■ Task details: Make an exact copy of the lines below.
----------------
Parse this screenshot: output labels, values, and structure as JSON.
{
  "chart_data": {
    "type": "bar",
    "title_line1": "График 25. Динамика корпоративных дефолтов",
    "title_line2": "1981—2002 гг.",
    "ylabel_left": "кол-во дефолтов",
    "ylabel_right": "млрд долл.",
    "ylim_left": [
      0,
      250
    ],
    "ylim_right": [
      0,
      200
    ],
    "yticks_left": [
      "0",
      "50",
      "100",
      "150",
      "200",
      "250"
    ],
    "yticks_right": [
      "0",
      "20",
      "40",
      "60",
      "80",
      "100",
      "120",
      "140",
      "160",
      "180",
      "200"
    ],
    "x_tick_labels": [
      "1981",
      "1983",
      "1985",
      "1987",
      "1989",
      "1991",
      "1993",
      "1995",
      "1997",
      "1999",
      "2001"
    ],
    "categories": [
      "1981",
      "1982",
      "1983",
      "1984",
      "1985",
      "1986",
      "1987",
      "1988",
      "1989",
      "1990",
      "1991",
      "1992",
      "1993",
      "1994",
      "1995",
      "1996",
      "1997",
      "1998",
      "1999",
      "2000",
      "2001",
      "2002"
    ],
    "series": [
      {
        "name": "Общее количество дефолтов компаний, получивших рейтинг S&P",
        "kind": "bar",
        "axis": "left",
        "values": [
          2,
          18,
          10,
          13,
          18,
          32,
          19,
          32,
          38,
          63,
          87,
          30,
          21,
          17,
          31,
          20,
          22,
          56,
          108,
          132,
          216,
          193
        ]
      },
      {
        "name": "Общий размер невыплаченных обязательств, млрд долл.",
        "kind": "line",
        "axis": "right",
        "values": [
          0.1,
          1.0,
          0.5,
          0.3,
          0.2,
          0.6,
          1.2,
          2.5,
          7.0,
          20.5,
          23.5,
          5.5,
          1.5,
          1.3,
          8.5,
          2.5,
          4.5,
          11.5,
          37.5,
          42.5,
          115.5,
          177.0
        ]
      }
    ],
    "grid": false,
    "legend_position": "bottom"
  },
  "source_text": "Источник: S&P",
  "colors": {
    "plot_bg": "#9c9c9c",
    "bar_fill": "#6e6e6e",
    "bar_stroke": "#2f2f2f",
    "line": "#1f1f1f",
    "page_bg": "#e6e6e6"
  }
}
----------------
■ Answer for this exercise:
Parse this screenshot: output labels, values, and structure as JSON.
{
  "chart_data": {
    "type": "bar",
    "title_line1": "График 25. Динамика корпоративных дефолтов",
    "title_line2": "1981—2002 гг.",
    "ylabel_left": "кол-во дефолтов",
    "ylabel_right": "млрд долл.",
    "ylim_left": [
      0,
      250
    ],
    "ylim_right": [
      0,
      200
    ],
    "yticks_left": [
      "0",
      "50",
      "100",
      "150",
      "200",
      "250"
    ],
    "yticks_right": [
      "0",
      "20",
      "40",
      "60",
      "80",
      "100",
      "120",
      "140",
      "160",
      "180",
      "200"
    ],
    "x_tick_labels": [
      "1981",
      "1983",
      "1985",
      "1987",
      "1989",
      "1991",
      "1993",
      "1995",
      "1997",
      "1999",
      "2001"
    ],
    "categories": [
      "1981",
      "1982",
      "1983",
      "1984",
      "1985",
      "1986",
      "1987",
      "1988",
      "1989",
      "1990",
      "1991",
      "1992",
      "1993",
      "1994",
      "1995",
      "1996",
      "1997",
      "1998",
      "1999",
      "2000",
      "2001",
      "2002"
    ],
    "series": [
      {
        "name": "Общее количество дефолтов компаний, получивших рейтинг S&P",
        "kind": "bar",
        "axis": "left",
        "values": [
          2,
          18,
          10,
          13,
          18,
          32,
          19,
          32,
          38,
          63,
          87,
          30,
          21,
          17,
          31,
          20,
          22,
          56,
          108,
          132,
          216,
          193
        ]
      },
      {
        "name": "Общий размер невыплаченных обязательств, млрд долл.",
        "kind": "line",
        "axis": "right",
        "values": [
          0.1,
          1.0,
          0.5,
          0.3,
          0.2,
          0.6,
          1.2,
          2.5,
          7.0,
          20.5,
          23.5,
          5.5,
          1.5,
          1.3,
          8.5,
          2.5,
          4.5,
          11.5,
          37.5,
          42.5,
          115.5,
          177.0
        ]
      }
    ],
    "grid": false,
    "legend_position": "bottom"
  },
  "source_text": "Источник: S&P",
  "colors": {
    "plot_bg": "#9c9c9c",
    "bar_fill": "#6e6e6e",
    "bar_stroke": "#2f2f2f",
    "line": "#1f1f1f",
    "page_bg": "#e6e6e6"
  }
}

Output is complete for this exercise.